→ WHAT IS EXPECTED
Comb through the entries for "liabilities" and pull out each line that holds it.

→ DATA FOR THE TASK
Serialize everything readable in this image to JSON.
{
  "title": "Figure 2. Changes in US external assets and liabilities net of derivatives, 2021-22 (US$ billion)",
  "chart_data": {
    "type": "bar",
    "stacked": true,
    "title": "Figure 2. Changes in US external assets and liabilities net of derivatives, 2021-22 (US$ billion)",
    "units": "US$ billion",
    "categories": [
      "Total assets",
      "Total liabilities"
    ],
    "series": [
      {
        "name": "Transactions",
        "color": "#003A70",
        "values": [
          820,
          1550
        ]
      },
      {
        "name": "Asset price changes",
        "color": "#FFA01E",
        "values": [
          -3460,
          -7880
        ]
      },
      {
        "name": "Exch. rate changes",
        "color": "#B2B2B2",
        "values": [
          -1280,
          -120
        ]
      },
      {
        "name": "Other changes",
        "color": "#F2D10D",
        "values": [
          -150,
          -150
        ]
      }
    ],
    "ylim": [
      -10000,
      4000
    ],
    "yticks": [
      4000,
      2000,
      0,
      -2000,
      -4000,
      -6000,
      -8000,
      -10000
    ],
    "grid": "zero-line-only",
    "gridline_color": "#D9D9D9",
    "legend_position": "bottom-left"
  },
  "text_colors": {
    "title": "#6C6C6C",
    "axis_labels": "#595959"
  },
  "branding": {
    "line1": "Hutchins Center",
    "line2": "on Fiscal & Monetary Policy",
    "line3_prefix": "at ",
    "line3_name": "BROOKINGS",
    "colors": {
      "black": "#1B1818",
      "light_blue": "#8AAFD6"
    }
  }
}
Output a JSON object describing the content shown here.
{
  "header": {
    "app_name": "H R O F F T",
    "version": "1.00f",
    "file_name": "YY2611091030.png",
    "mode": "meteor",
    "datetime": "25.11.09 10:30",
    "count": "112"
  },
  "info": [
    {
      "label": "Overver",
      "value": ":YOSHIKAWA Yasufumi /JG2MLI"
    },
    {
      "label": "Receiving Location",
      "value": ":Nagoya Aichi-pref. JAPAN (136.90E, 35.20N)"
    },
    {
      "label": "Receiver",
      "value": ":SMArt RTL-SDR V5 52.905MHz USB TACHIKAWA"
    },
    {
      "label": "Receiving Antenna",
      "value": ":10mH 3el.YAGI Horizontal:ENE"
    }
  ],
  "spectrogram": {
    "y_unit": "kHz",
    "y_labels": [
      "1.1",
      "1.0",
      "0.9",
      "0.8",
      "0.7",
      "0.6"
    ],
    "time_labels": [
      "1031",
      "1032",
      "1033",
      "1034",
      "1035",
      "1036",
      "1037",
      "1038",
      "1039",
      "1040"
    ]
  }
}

→ COMPLETE RESPONSE
  "title": "Figure 2. Changes in US external assets and liabilities net of derivatives, 2021-22 (US$ billion)",
    "title": "Figure 2. Changes in US external assets and liabilities net of derivatives, 2021-22 (US$ billion)",
      "Total liabilities"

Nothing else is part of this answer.